_What is being asked_: Would it be possible to write out each entry below exactly, without the pictures?

_Supplied records_:
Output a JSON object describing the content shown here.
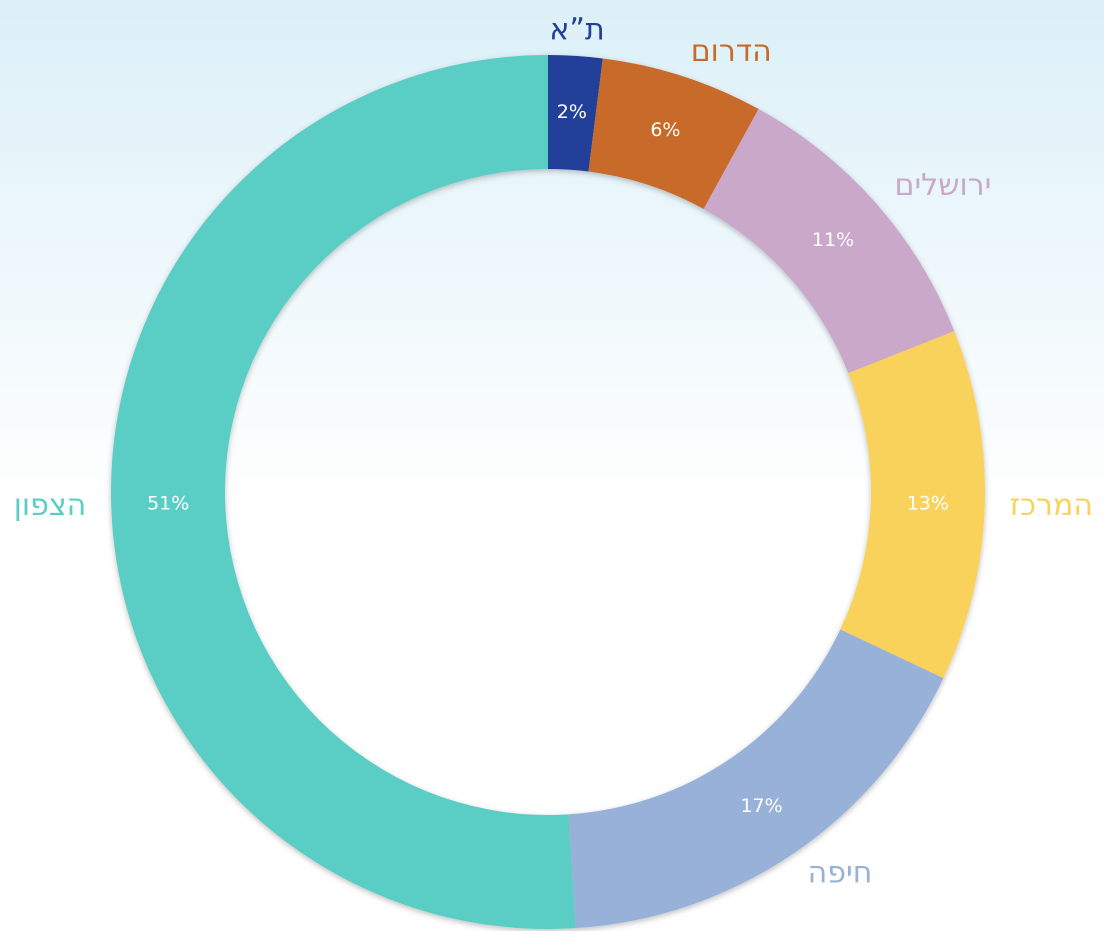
{
  "chart_data": {
    "type": "donut",
    "categories": [
      "ת”א",
      "הדרום",
      "ירושלים",
      "המרכז",
      "חיפה",
      "הצפון"
    ],
    "values": [
      2,
      6,
      11,
      13,
      17,
      51
    ],
    "value_labels": [
      "2%",
      "6%",
      "11%",
      "13%",
      "17%",
      "51%"
    ],
    "colors": [
      "#22409a",
      "#c86a29",
      "#c9a8c9",
      "#f9d25c",
      "#97b1d9",
      "#5acdc5"
    ]
  }
}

_Solution to this task_:
Output a JSON object describing the content shown here.
{
  "chart_data": {
    "type": "donut",
    "categories": [
      "ת”א",
      "הדרום",
      "ירושלים",
      "המרכז",
      "חיפה",
      "הצפון"
    ],
    "values": [
      2,
      6,
      11,
      13,
      17,
      51
    ],
    "value_labels": [
      "2%",
      "6%",
      "11%",
      "13%",
      "17%",
      "51%"
    ],
    "colors": [
      "#22409a",
      "#c86a29",
      "#c9a8c9",
      "#f9d25c",
      "#97b1d9",
      "#5acdc5"
    ]
  }
}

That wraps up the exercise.